WHAT YOU NEED TO DO:
Could you transcribe the material below exactly, without leaving out a single line?

TASK INPUTS:
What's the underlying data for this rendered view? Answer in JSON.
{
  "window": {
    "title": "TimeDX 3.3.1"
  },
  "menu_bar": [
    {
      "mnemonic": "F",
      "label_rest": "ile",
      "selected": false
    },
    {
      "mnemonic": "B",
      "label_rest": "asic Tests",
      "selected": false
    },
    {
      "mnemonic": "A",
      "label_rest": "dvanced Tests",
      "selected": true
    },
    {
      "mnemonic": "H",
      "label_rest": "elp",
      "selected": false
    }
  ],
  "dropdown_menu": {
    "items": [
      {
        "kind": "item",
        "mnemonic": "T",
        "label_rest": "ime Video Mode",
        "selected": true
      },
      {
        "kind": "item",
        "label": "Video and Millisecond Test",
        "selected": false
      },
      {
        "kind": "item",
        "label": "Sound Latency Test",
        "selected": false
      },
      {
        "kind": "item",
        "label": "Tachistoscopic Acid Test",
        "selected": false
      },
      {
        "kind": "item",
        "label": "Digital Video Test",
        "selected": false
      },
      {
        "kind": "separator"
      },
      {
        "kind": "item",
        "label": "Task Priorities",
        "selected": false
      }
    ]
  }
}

WRITTEN SOLUTION:
What's the underlying data for this rendered view? Answer in JSON.
{
  "window": {
    "title": "TimeDX 3.3.1"
  },
  "menu_bar": [
    {
      "mnemonic": "F",
      "label_rest": "ile",
      "selected": false
    },
    {
      "mnemonic": "B",
      "label_rest": "asic Tests",
      "selected": false
    },
    {
      "mnemonic": "A",
      "label_rest": "dvanced Tests",
      "selected": true
    },
    {
      "mnemonic": "H",
      "label_rest": "elp",
      "selected": false
    }
  ],
  "dropdown_menu": {
    "items": [
      {
        "kind": "item",
        "mnemonic": "T",
        "label_rest": "ime Video Mode",
        "selected": true
      },
      {
        "kind": "item",
        "label": "Video and Millisecond Test",
        "selected": false
      },
      {
        "kind": "item",
        "label": "Sound Latency Test",
        "selected": false
      },
      {
        "kind": "item",
        "label": "Tachistoscopic Acid Test",
        "selected": false
      },
      {
        "kind": "item",
        "label": "Digital Video Test",
        "selected": false
      },
      {
        "kind": "separator"
      },
      {
        "kind": "item",
        "label": "Task Priorities",
        "selected": false
      }
    ]
  }
}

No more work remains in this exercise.